Textauszug.
::::

Protokoll der Sitzung vom 06.10.2004

(Beifall bei der CDU)

Meine Damen und Herren, mit unserem familienpolitischen Konzept unterstützen wir Familien nicht nur dabei, Kindererziehung und Beruf miteinander in Einklang zu bringen. Wir leisten damit auch einen Beitrag zu einer möglichen demographischen Trendwende. Aber ich warne davor, die Ursache für den Geburtenrückgang nur in mangelnden Betreuungsangeboten für Kinder zu suchen.

(Kordula Schulz-Asche (BÜNDNIS 90/DIE GRÜ- NEN): Das macht ja keiner!)

Dies lässt sich am Verhältnis von Betreuungssituation zur Geburtenhäufigkeit in den neuen Bundesländern sehr gut erkennen. Die niedrige Geburtenrate hat vielfältige Gründe. Wir brauchen in Deutschland einen Bewusstseinswandel. Kinder müssen wieder als Bereicherung unseres Lebens und nicht mehr als Karriere- und Armutsrisiko erkannt werden.

(Beifall des Abg. Dr. Franz Josef Jung (Rheingau) (CDU))

::::

Vorliegende Einträge.
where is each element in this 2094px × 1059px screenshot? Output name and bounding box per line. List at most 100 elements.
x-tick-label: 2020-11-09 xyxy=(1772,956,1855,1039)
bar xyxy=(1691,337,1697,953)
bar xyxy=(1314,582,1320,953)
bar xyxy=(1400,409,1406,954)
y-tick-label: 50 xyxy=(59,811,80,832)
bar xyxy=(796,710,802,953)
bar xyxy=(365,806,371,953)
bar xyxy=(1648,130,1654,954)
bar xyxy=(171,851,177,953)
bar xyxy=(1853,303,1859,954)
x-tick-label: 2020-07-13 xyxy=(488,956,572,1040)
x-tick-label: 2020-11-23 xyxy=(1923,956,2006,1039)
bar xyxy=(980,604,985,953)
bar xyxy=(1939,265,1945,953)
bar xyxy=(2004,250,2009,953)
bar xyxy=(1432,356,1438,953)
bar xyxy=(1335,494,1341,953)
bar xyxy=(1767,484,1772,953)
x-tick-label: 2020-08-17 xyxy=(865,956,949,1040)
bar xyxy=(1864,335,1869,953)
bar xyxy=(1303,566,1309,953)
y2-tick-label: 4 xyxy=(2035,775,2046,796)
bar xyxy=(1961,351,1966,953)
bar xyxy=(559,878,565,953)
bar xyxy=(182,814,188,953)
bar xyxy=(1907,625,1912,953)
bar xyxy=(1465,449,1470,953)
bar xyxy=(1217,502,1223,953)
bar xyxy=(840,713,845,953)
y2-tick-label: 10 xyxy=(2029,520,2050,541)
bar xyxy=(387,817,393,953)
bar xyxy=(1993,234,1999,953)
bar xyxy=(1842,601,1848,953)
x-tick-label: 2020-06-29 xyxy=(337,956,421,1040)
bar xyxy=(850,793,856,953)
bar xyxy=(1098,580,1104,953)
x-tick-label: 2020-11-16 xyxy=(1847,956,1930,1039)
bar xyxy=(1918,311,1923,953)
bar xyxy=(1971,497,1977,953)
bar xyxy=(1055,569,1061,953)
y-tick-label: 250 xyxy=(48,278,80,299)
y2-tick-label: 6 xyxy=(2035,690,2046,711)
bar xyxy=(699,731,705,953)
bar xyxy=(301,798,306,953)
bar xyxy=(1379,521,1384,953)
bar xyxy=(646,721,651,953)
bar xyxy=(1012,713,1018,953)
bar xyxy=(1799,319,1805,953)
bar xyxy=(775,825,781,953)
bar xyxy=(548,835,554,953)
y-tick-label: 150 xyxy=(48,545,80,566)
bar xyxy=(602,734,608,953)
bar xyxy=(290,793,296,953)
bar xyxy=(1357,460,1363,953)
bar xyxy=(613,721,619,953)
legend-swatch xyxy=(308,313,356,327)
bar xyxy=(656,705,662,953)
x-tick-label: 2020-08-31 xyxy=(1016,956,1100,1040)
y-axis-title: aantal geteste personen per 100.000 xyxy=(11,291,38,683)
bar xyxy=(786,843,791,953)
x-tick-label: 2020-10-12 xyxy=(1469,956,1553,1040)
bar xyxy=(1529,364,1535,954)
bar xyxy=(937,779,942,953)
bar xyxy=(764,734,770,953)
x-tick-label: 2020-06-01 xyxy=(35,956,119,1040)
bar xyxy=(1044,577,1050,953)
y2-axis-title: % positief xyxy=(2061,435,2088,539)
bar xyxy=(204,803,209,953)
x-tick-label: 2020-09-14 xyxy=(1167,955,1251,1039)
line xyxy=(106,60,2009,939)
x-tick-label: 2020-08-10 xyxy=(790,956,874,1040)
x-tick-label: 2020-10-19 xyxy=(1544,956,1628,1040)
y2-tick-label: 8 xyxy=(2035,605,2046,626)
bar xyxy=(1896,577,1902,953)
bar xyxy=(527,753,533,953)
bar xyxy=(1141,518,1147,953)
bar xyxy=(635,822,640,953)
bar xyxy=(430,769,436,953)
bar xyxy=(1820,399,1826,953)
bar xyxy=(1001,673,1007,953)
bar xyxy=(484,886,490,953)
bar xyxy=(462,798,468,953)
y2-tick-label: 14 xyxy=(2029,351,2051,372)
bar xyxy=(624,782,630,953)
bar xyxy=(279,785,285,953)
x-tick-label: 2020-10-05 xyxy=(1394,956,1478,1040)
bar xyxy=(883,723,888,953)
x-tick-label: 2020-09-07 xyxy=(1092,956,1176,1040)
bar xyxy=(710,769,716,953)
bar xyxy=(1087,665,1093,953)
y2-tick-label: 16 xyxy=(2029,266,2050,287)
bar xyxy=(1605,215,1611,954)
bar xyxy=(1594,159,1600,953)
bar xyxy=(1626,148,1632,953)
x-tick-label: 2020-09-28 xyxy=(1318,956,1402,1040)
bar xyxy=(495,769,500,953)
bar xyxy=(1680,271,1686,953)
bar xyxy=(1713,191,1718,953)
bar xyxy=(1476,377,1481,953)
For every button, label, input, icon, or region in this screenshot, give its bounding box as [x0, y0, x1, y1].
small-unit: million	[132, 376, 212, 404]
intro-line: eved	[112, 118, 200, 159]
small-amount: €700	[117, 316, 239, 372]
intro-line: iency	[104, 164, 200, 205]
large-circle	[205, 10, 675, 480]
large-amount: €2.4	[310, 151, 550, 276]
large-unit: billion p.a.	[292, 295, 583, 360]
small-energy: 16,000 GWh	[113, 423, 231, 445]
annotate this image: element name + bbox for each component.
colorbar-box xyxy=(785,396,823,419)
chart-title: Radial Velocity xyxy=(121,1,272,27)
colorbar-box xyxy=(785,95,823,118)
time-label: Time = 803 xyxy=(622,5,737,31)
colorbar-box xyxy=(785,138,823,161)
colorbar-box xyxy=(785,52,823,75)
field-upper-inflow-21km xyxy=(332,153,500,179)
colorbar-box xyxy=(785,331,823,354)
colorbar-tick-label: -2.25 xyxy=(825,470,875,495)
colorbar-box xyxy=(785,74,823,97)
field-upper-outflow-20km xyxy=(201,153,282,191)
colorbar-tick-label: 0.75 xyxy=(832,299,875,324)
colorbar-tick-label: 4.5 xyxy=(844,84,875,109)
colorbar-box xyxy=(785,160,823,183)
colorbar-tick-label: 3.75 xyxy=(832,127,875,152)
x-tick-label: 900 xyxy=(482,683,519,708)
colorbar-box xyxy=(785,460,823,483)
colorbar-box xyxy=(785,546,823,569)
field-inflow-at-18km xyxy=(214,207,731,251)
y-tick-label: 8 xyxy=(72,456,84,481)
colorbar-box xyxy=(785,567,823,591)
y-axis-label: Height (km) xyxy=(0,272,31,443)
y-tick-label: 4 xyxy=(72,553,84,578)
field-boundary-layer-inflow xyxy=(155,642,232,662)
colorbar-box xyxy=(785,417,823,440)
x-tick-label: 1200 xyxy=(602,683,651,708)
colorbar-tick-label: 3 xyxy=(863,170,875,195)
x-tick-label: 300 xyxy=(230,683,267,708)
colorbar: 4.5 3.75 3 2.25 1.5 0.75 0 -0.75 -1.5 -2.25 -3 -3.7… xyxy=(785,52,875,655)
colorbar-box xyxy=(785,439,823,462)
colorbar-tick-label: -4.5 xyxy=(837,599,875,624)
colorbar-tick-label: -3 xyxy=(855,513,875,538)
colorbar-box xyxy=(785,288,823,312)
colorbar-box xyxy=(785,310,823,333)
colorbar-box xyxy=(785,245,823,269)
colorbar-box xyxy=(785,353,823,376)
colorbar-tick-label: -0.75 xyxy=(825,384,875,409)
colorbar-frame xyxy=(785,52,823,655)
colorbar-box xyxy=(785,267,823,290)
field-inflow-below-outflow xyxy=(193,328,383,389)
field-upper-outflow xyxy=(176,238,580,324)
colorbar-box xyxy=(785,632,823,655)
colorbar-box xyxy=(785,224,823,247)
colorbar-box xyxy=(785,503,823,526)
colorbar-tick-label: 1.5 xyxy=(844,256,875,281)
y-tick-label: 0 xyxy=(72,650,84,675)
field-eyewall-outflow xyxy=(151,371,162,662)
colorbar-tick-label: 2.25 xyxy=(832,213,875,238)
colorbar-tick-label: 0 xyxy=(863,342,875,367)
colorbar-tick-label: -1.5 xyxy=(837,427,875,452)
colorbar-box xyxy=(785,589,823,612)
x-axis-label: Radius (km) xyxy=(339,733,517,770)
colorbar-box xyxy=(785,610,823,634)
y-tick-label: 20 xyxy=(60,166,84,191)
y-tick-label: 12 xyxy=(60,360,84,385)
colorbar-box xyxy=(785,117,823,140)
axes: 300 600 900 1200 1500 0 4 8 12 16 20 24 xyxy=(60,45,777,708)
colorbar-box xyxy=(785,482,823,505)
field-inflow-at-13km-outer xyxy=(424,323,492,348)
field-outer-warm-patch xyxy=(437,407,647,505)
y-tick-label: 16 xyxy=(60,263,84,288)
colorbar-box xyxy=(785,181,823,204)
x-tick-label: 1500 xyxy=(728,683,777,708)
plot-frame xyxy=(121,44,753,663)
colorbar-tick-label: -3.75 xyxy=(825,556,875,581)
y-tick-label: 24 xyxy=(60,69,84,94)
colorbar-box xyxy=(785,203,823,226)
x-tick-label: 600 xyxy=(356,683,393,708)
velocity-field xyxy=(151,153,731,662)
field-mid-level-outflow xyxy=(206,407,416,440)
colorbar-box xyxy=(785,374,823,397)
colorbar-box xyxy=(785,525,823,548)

::::

Aufgaben.
(a) Als was sollen Kinder laut dem Sitzungsprotokoll wieder erkannt werden?
(b) Geben Sie den Abschnitt der Einträge vom Anfang bis einschließlich der Zeile mit "x-tick-label: 2020-11-23 xyxy=(1923,956,2006,1039)" erneut wieder und setzen Sie dabei "column" an die Stelle von "bar". Alles Übrige bleibt unverändert.
Das Sitzungsprotokoll und die Einträge sind voneinander unabhängig.

Lösungen.
(a) Als Bereicherung unseres Lebens und nicht mehr als Karriere- und Armutsrisiko.

(b)
where is each element in this 2094px × 1059px screenshot? Output name and bounding box per line. List at most 100 elements.
x-tick-label: 2020-11-09 xyxy=(1772,956,1855,1039)
column xyxy=(1691,337,1697,953)
column xyxy=(1314,582,1320,953)
column xyxy=(1400,409,1406,954)
y-tick-label: 50 xyxy=(59,811,80,832)
column xyxy=(796,710,802,953)
column xyxy=(365,806,371,953)
column xyxy=(1648,130,1654,954)
column xyxy=(171,851,177,953)
column xyxy=(1853,303,1859,954)
x-tick-label: 2020-07-13 xyxy=(488,956,572,1040)
x-tick-label: 2020-11-23 xyxy=(1923,956,2006,1039)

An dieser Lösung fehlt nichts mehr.